**Material for this task**
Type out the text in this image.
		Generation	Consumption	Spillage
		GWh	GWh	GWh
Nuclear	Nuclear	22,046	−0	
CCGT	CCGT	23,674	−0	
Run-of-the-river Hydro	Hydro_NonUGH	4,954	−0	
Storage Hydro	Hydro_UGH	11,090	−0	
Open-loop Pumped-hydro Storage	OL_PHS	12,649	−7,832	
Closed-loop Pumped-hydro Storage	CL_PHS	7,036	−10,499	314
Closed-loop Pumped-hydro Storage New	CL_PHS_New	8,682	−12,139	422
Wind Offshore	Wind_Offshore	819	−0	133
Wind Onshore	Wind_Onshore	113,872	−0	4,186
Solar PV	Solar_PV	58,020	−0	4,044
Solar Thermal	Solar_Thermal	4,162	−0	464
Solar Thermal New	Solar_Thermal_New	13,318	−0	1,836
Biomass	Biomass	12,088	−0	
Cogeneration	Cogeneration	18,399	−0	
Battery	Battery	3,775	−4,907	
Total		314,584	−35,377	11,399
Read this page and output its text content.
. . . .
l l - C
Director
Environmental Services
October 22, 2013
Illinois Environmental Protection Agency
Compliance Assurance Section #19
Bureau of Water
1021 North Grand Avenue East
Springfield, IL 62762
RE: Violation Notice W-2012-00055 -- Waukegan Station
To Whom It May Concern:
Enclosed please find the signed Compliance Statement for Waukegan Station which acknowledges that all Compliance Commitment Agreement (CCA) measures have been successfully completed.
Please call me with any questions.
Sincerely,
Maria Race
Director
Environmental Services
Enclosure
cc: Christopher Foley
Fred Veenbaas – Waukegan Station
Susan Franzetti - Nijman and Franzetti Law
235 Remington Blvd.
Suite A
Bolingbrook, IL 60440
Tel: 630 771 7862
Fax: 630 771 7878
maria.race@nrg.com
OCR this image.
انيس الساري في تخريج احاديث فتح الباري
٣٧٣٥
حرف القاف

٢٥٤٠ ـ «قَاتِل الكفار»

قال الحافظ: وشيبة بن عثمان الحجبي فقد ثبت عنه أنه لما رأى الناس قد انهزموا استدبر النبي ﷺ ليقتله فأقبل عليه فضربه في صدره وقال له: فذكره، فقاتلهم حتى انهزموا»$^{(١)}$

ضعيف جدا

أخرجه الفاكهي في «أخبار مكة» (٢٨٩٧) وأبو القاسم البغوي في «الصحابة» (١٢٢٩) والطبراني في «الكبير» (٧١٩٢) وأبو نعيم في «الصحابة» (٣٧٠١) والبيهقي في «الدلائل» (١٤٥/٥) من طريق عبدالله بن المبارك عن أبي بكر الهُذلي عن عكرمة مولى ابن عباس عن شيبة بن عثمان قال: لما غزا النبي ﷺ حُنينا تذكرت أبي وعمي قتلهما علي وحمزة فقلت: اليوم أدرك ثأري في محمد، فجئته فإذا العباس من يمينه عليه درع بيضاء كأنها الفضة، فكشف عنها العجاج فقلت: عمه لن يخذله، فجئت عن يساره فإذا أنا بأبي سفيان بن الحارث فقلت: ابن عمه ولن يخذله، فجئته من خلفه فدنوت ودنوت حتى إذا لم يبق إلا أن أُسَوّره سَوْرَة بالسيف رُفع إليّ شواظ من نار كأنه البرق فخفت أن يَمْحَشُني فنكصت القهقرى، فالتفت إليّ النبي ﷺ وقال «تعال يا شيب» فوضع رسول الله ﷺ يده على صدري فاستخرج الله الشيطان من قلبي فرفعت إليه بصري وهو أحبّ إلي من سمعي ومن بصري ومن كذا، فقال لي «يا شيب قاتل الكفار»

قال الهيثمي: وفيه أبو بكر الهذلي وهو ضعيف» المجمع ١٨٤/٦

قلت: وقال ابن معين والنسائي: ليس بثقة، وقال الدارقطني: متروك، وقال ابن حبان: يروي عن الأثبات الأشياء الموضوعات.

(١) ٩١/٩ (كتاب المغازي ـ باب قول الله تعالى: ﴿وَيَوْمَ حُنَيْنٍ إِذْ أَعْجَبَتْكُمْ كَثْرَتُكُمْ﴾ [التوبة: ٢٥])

**Aim**
Gather every line containing the word "Waukegan" and copy it.

**Answer to this problem**
RE: Violation Notice W-2012-00055 -- Waukegan Station
Enclosed please find the signed Compliance Statement for Waukegan Station which acknowledges that all Compliance Commitment Agreement (CCA) measures have been successfully completed.
Fred Veenbaas – Waukegan Station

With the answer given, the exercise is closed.